● **ЗАДАНИЯ**
1) Определи, согласуются ли с отрывком о воскресении Христа следующие утверждения: (а) у Блока Христос идёт с кровавым флагом во главе революционеров; (б) Андрей Белый утверждает, что Христос воскрес лишь в облике призрака; (в) согласно цитате из Матфея, о дне и часе знают Ангелы небесные. Для каждого ответь «да» или «нет» и приведи дословно решающие слова из отрывка.
2) Выпиши из отрывка о воскресении Христа без изменений фрагмент, который открывается словами «У читателя сразу» и завершается словами «второе пришествие Христа.».

У читателя сразу же возникает вопрос: если Христос воскрес именно в октябре 1917 – марте 1918 гг., то в чём же проявилось или отражено это событие? У Блока Исус Христос якобы идёт с кровавым флагом во главе революционеров. Он не то, чтобы воскрес, но как бы в облике призрака – фантома идёт: «И за вьюгой невидим, / И от пули невредим, / Нежной поступью надвьюжной, / Снежной россыпью жемчужной…». Андрей Белый прямо утверждает: «Христос воскрес», то есть воскрес во плоти, иначе говоря, совершилось второе пришествие Христа.
Любой верующий, тем более истинно православный человек, прочитав такое заявление, откроет Библию и сразу увидит: «О дне же том и часе никто не знает, ни Ангелы небесные, а только Отец Мой один» (Матфей 24:36).
И ещё (Евангелие от Иоанна 8.14): «Иисус сказал им в ответ: если Я и Сам о Себе свидетельствую, свидетельство Мое истинно; потому что Я знаю, откуда пришёл и куда иду; а вы не знаете, откуда Я и куда иду».

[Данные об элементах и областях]
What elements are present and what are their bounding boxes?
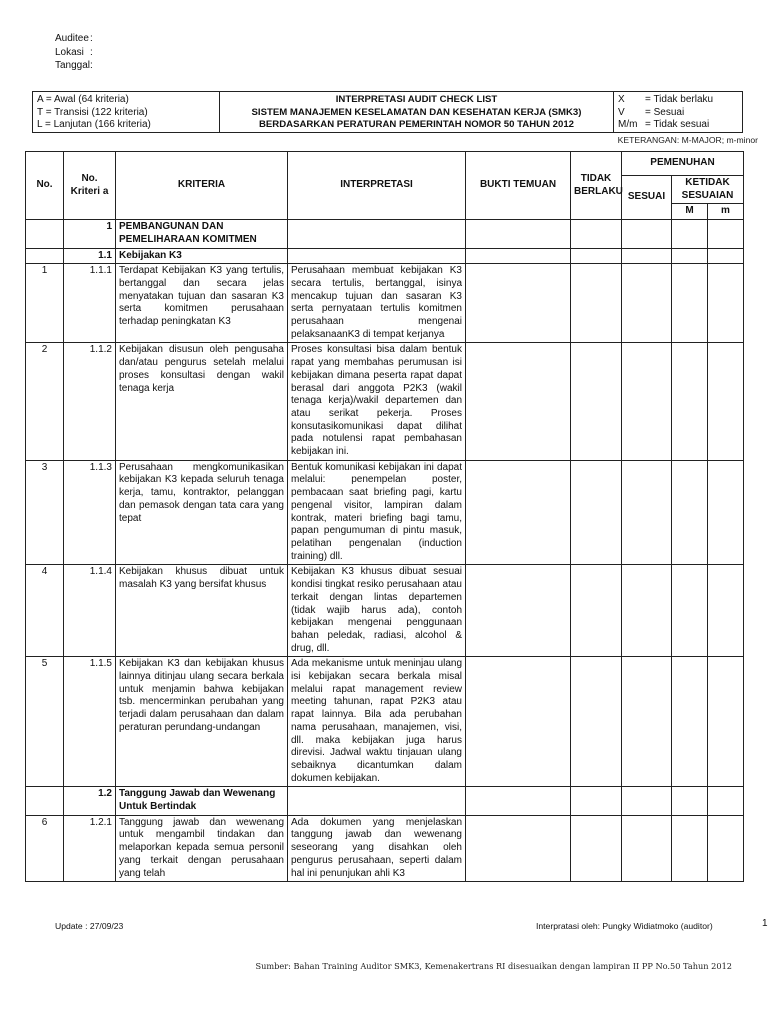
major-cell[interactable] [672, 460, 708, 565]
not-applicable-cell[interactable] [571, 657, 622, 787]
row-number: 3 [26, 460, 64, 565]
col-sesuai: SESUAI [622, 176, 672, 220]
row-number: 2 [26, 343, 64, 460]
criteria-level-lanjutan: L = Lanjutan (166 kriteria) [37, 119, 151, 130]
minor-cell[interactable] [708, 657, 744, 787]
table-header [26, 152, 744, 220]
col-tidak-berlaku: TIDAK BERLAKU [571, 152, 622, 220]
table-row [26, 460, 744, 565]
col-kriteria: KRITERIA [116, 152, 288, 220]
compliant-cell[interactable] [622, 815, 672, 882]
evidence-cell[interactable] [466, 460, 571, 565]
checklist-table [25, 151, 744, 882]
meta-tanggal-label: Tanggal [55, 60, 91, 71]
table-row [26, 657, 744, 787]
col-pemenuhan: PEMENUHAN [622, 152, 744, 176]
minor-cell[interactable] [708, 264, 744, 343]
meta-auditee-label: Auditee [55, 33, 89, 44]
interpretation-text: Proses konsultasi bisa dalam bentuk rapat yang membahas perumusan isi kebijakan dimana peserta rapat dapat berasal dari anggota P2K3 (wakil tenaga kerja)/wakil departemen dan atau serikat pekerja. Proses konsutasikomunikasi dapat dilihat pada notulensi rapat pembahasan kebijakan ini. [288, 343, 466, 460]
legend-value: = Tidak sesuai [645, 119, 710, 130]
legend-key: M/m [618, 119, 638, 130]
interpretation-text: Ada mekanisme untuk meninjau ulang isi kebijakan secara berkala misal melalui rapat management review meeting tahunan, rapat P2K3 atau rapat lainnya. Bila ada perubahan nama perusahaan, manajemen, visi, dll. maka kebijakan juga harus direvisi. Jadwal waktu tinjauan ulang sebaiknya dicantumkan dalam dokumen kebijakan. [288, 657, 466, 787]
criteria-text: Kebijakan khusus dibuat untuk masalah K3 yang bersifat khusus [116, 565, 288, 657]
evidence-cell[interactable] [466, 264, 571, 343]
document-title [220, 92, 614, 132]
table-row [26, 264, 744, 343]
compliant-cell[interactable] [622, 565, 672, 657]
evidence-cell[interactable] [466, 657, 571, 787]
criteria-code: 1.1.1 [64, 264, 116, 343]
criteria-code: 1.1.3 [64, 460, 116, 565]
interpretation-text: Bentuk komunikasi kebijakan ini dapat melalui: penempelan poster, pembacaan saat briefing pagi, kartu pengenal visitor, lampiran dalam kontrak, materi briefing bagi tamu, papan pengumuman di pintu masuk, pelatihan pengenalan (induction training) dll. [288, 460, 466, 565]
criteria-level-awal: A = Awal (64 kriteria) [37, 94, 129, 105]
compliant-cell[interactable] [622, 343, 672, 460]
legend [614, 92, 742, 132]
keterangan-note: KETERANGAN: M-MAJOR; m-minor [617, 135, 758, 145]
criteria-code: 1.1.4 [64, 565, 116, 657]
legend-value: = Tidak berlaku [645, 94, 714, 105]
table-row [26, 248, 744, 264]
legend-item-v [618, 107, 738, 120]
subsection-code: 1.2 [64, 787, 116, 815]
criteria-text: Kebijakan K3 dan kebijakan khusus lainnya ditinjau ulang secara berkala untuk menjamin bahwa kebijakan tsb. mencerminkan perubahan yang terjadi dalam perusahaan dan dalam peraturan perundang-undangan [116, 657, 288, 787]
not-applicable-cell[interactable] [571, 815, 622, 882]
legend-value: = Sesuai [645, 106, 685, 118]
criteria-text: Perusahaan mengkomunikasikan kebijakan K3 kepada seluruh tenaga kerja, tamu, kontraktor, pelanggan dan pemasok dengan tata cara yang tepat [116, 460, 288, 565]
meta-lokasi [55, 47, 255, 61]
criteria-text: Kebijakan disusun oleh pengusaha dan/atau pengurus setelah melalui proses konsultasi dengan wakil tenaga kerja [116, 343, 288, 460]
minor-cell[interactable] [708, 815, 744, 882]
not-applicable-cell[interactable] [571, 460, 622, 565]
table-row [26, 565, 744, 657]
col-bukti-temuan: BUKTI TEMUAN [466, 152, 571, 220]
interpretation-text: Kebijakan K3 khusus dibuat sesuai kondisi tingkat resiko perusahaan atau terkait dengan lintas departemen (tidak wajib harus ada), contoh kebijakan mengenai penggunaan bahan peledak, radiasi, alcohol & drug, dll. [288, 565, 466, 657]
criteria-code: 1.1.2 [64, 343, 116, 460]
legend-item-m [618, 119, 738, 132]
interpretation-text: Ada dokumen yang menjelaskan tanggung jawab dan wewenang seseorang yang disahkan oleh pengurus perusahaan, seperti dalam hal ini penunjukan ahli K3 [288, 815, 466, 882]
update-date: Update : 27/09/23 [55, 921, 124, 931]
section-title: PEMBANGUNAN DAN PEMELIHARAAN KOMITMEN [116, 220, 288, 248]
interpreted-by: Interpratasi oleh: Pungky Widiatmoko (auditor) [536, 921, 713, 931]
criteria-level-transisi: T = Transisi (122 kriteria) [37, 106, 148, 118]
minor-cell[interactable] [708, 460, 744, 565]
row-number: 4 [26, 565, 64, 657]
meta-tanggal [55, 60, 255, 74]
criteria-text: Tanggung jawab dan wewenang untuk mengambil tindakan dan melaporkan kepada semua personil yang terkait dengan perusahaan yang telah [116, 815, 288, 882]
table-row [26, 343, 744, 460]
major-cell[interactable] [672, 815, 708, 882]
page-number: 1 [762, 918, 768, 929]
legend-key: X [618, 94, 625, 105]
col-minor: m [708, 204, 744, 220]
compliant-cell[interactable] [622, 460, 672, 565]
criteria-text: Terdapat Kebijakan K3 yang tertulis, bertanggal dan secara jelas menyatakan tujuan dan sasaran K3 serta komitmen perusahaan terhadap peningkatan K3 [116, 264, 288, 343]
compliant-cell[interactable] [622, 657, 672, 787]
col-no-kriteria: No. Kriteri a [64, 152, 116, 220]
major-cell[interactable] [672, 264, 708, 343]
minor-cell[interactable] [708, 565, 744, 657]
table-row [26, 787, 744, 815]
subsection-code: 1.1 [64, 248, 116, 264]
title-line-2: SISTEM MANAJEMEN KESELAMATAN DAN KESEHATAN KERJA (SMK3) [251, 106, 582, 118]
row-number: 5 [26, 657, 64, 787]
table-row [26, 220, 744, 248]
major-cell[interactable] [672, 657, 708, 787]
subsection-title: Kebijakan K3 [116, 248, 288, 264]
title-line-1: INTERPRETASI AUDIT CHECK LIST [335, 94, 498, 105]
criteria-levels [33, 92, 220, 132]
meta-lokasi-label: Lokasi [55, 46, 84, 58]
subsection-title: Tanggung Jawab dan Wewenang Untuk Bertindak [116, 787, 288, 815]
evidence-cell[interactable] [466, 815, 571, 882]
row-number: 6 [26, 815, 64, 882]
col-ketidak-sesuaian: KETIDAK SESUAIAN [672, 176, 744, 204]
row-number: 1 [26, 264, 64, 343]
not-applicable-cell[interactable] [571, 264, 622, 343]
table-row [26, 815, 744, 882]
major-cell[interactable] [672, 343, 708, 460]
source-note: Sumber: Bahan Training Auditor SMK3, Kemenakertrans RI disesuaikan dengan lampiran II PP No.50 Tahun 2012 [255, 961, 732, 971]
title-line-3: BERDASARKAN PERATURAN PEMERINTAH NOMOR 50 TAHUN 2012 [258, 119, 575, 130]
criteria-code: 1.1.5 [64, 657, 116, 787]
document-header [32, 91, 743, 133]
evidence-cell[interactable] [466, 343, 571, 460]
meta-tanggal-sep: : [90, 60, 93, 71]
minor-cell[interactable] [708, 343, 744, 460]
major-cell[interactable] [672, 565, 708, 657]
interpretation-text: Perusahaan membuat kebijakan K3 secara tertulis, bertanggal, isinya mencakup tujuan dan sasaran K3 serta pernyataan tertulis komitmen perusahaan mengenai pelaksanaanK3 di tempat kerjanya [288, 264, 466, 343]
legend-key: V [618, 106, 625, 118]
evidence-cell[interactable] [466, 565, 571, 657]
col-major: M [672, 204, 708, 220]
not-applicable-cell[interactable] [571, 565, 622, 657]
not-applicable-cell[interactable] [571, 343, 622, 460]
meta-lokasi-sep: : [90, 46, 93, 58]
meta-auditee-sep: : [90, 33, 93, 44]
col-no: No. [26, 152, 64, 220]
legend-item-x [618, 94, 738, 107]
col-interpretasi: INTERPRETASI [288, 152, 466, 220]
criteria-code: 1.2.1 [64, 815, 116, 882]
section-code: 1 [64, 220, 116, 248]
audit-meta [55, 33, 255, 74]
compliant-cell[interactable] [622, 264, 672, 343]
table-body [26, 220, 744, 882]
meta-auditee [55, 33, 255, 47]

● **ОТВЕТЫ К УПРАЖНЕНИЮ**
1)
(а) Да: «У Блока Исус Христос якобы идёт с кровавым флагом во главе революционеров».
(б) Нет: «то есть воскрес во плоти».
(в) Нет: «никто не знает, ни Ангелы небесные, а только Отец Мой один».

2)
У читателя сразу же возникает вопрос: если Христос воскрес именно в октябре 1917 – марте 1918 гг., то в чём же проявилось или отражено это событие? У Блока Исус Христос якобы идёт с кровавым флагом во главе революционеров. Он не то, чтобы воскрес, но как бы в облике призрака – фантома идёт: «И за вьюгой невидим, / И от пули невредим, / Нежной поступью надвьюжной, / Снежной россыпью жемчужной…». Андрей Белый прямо утверждает: «Христос воскрес», то есть воскрес во плоти, иначе говоря, совершилось второе пришествие Христа.